**REQUIRED TASK:** Find the lines of data that contain the string "xlabel", then list them.

[Records about charts and figures]
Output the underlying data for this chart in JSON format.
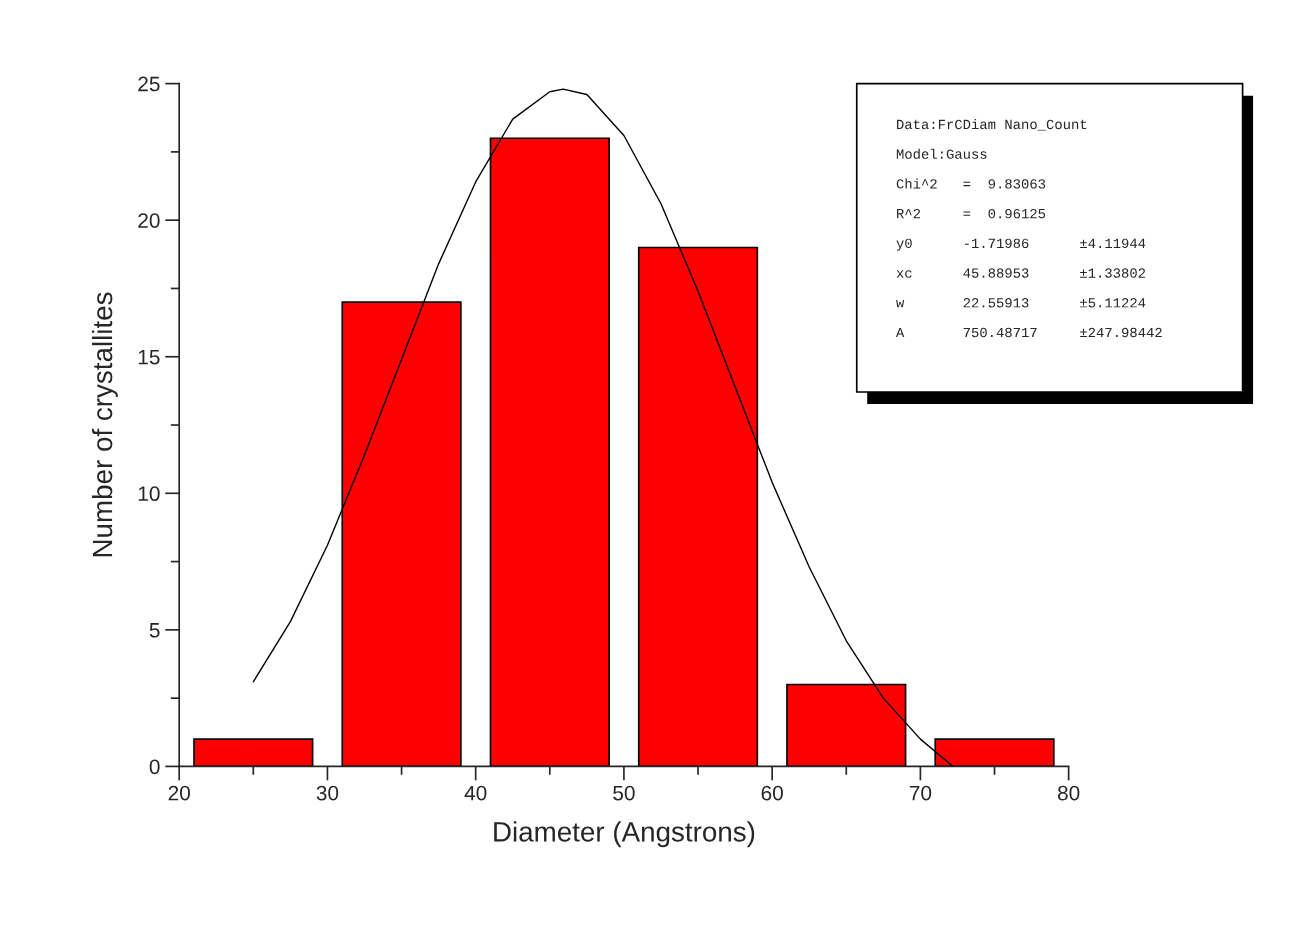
{
  "chart_data": {
    "type": "bar",
    "xlabel": "Diameter (Angstrons)",
    "ylabel": "Number of crystallites",
    "x": [
      25,
      35,
      45,
      55,
      65,
      75
    ],
    "series": [
      {
        "color": "#ff0000",
        "values": [
          1,
          17,
          23,
          19,
          3,
          1
        ]
      },
      {
        "type": "line",
        "color": "#000000",
        "x": [
          25,
          27.5,
          30,
          32.5,
          35,
          37.5,
          40,
          42.5,
          45,
          45.9,
          47.5,
          50,
          52.5,
          55,
          57.5,
          60,
          62.5,
          65,
          67.5,
          70,
          72.2
        ],
        "values": [
          3.1,
          5.3,
          8.1,
          11.4,
          14.9,
          18.4,
          21.4,
          23.7,
          24.7,
          24.8,
          24.6,
          23.1,
          20.6,
          17.4,
          13.9,
          10.4,
          7.3,
          4.6,
          2.5,
          1.0,
          0.0
        ]
      }
    ],
    "xlim": [
      20,
      80
    ],
    "xticks": [
      20,
      30,
      40,
      50,
      60,
      70,
      80
    ],
    "ylim": [
      0,
      25
    ],
    "yticks": [
      0,
      5,
      10,
      15,
      20,
      25
    ],
    "grid": false,
    "marker": "none",
    "line_style": "solid",
    "annotations": [
      "Data:FrCDiam Nano_Count",
      "Model:Gauss",
      "Chi^2   =  9.83063",
      "R^2     =  0.96125",
      "y0      -1.71986      ±4.11944",
      "xc      45.88953      ±1.33802",
      "w       22.55913      ±5.11224",
      "A       750.48717     ±247.98442"
    ]
  }
}
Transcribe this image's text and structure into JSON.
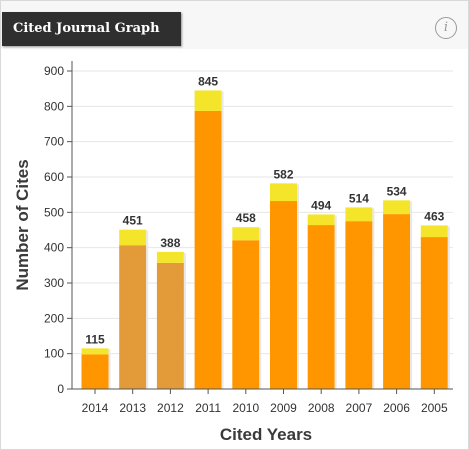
{
  "header": {
    "title": "Cited Journal Graph",
    "info_icon": "info-icon",
    "info_glyph": "i"
  },
  "colors": {
    "bar_orange": "#ff9600",
    "bar_muted": "#e39b3a",
    "bar_top": "#f4e52a",
    "axis": "#555555",
    "grid": "#e6e6e6"
  },
  "chart_data": {
    "type": "bar",
    "title": "",
    "xlabel": "Cited Years",
    "ylabel": "Number of Cites",
    "ylim": [
      0,
      900
    ],
    "yticks": [
      0,
      100,
      200,
      300,
      400,
      500,
      600,
      700,
      800,
      900
    ],
    "categories": [
      "2014",
      "2013",
      "2012",
      "2011",
      "2010",
      "2009",
      "2008",
      "2007",
      "2006",
      "2005"
    ],
    "series": [
      {
        "values": [
          98,
          407,
          357,
          787,
          421,
          532,
          464,
          475,
          495,
          430
        ]
      },
      {
        "values": [
          17,
          44,
          31,
          58,
          37,
          50,
          30,
          39,
          39,
          33
        ]
      }
    ],
    "totals": [
      115,
      451,
      388,
      845,
      458,
      582,
      494,
      514,
      534,
      463
    ],
    "grid": true,
    "legend": "none"
  }
}
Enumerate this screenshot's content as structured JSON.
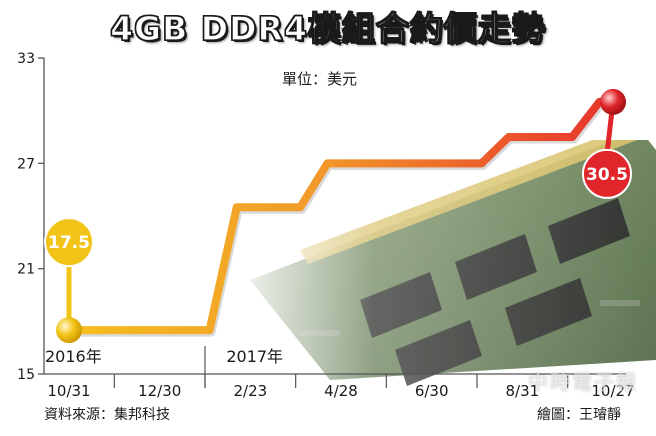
{
  "title": "4GB DDR4模組合約價走勢",
  "unit_label": "單位：美元",
  "source": "資料來源：集邦科技",
  "credit": "繪圖：王璿靜",
  "watermark": "中時電子報",
  "colors": {
    "line_start": "#f5be1e",
    "line_end": "#e8322c",
    "start_badge": "#f2c418",
    "end_badge": "#e0262a",
    "axis": "#555555"
  },
  "chart_data": {
    "type": "line",
    "title": "4GB DDR4模組合約價走勢",
    "unit": "單位：美元",
    "ylim": [
      15,
      33
    ],
    "yticks": [
      15,
      21,
      27,
      33
    ],
    "x": [
      "10/31",
      "12/30",
      "2/23",
      "4/28",
      "6/30",
      "8/31",
      "10/27"
    ],
    "year_labels": [
      {
        "label": "2016年",
        "at": "10/31"
      },
      {
        "label": "2017年",
        "at": "2/23"
      }
    ],
    "series": [
      {
        "values": [
          17.5,
          17.5,
          24.5,
          27.0,
          27.0,
          28.5,
          30.5
        ]
      }
    ],
    "annotations": [
      {
        "label": "17.5",
        "at": "10/31",
        "value": 17.5
      },
      {
        "label": "30.5",
        "at": "10/27",
        "value": 30.5
      }
    ],
    "grid": false,
    "legend": "none"
  }
}
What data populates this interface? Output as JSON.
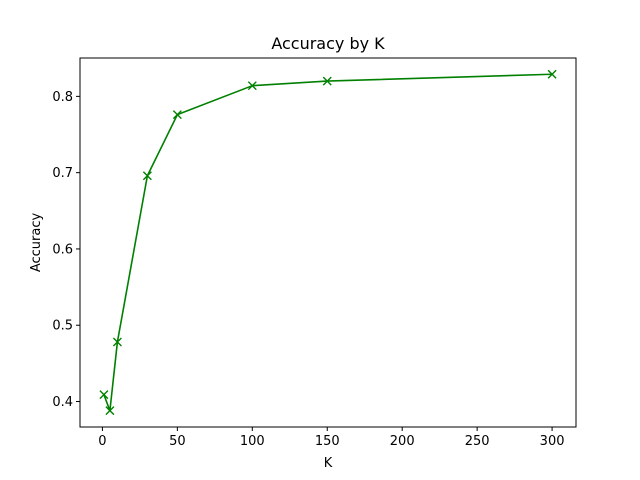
{
  "chart_data": {
    "type": "line",
    "title": "Accuracy by K",
    "xlabel": "K",
    "ylabel": "Accuracy",
    "x": [
      1,
      5,
      10,
      30,
      50,
      100,
      150,
      300
    ],
    "series": [
      {
        "values": [
          0.409,
          0.388,
          0.478,
          0.696,
          0.776,
          0.814,
          0.82,
          0.829
        ],
        "color": "#008000",
        "marker": "x"
      }
    ],
    "xlim": [
      -14.95,
      315.95
    ],
    "ylim": [
      0.3666,
      0.8503
    ],
    "xticks": [
      0,
      50,
      100,
      150,
      200,
      250,
      300
    ],
    "yticks": [
      0.4,
      0.5,
      0.6,
      0.7,
      0.8
    ],
    "grid": false,
    "legend": "none"
  }
}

**CORRECT RESPONSE:**
    "xlabel": "Diameter (Angstrons)",
    "xlabel": "Cited Years",
    "xlabel": "K",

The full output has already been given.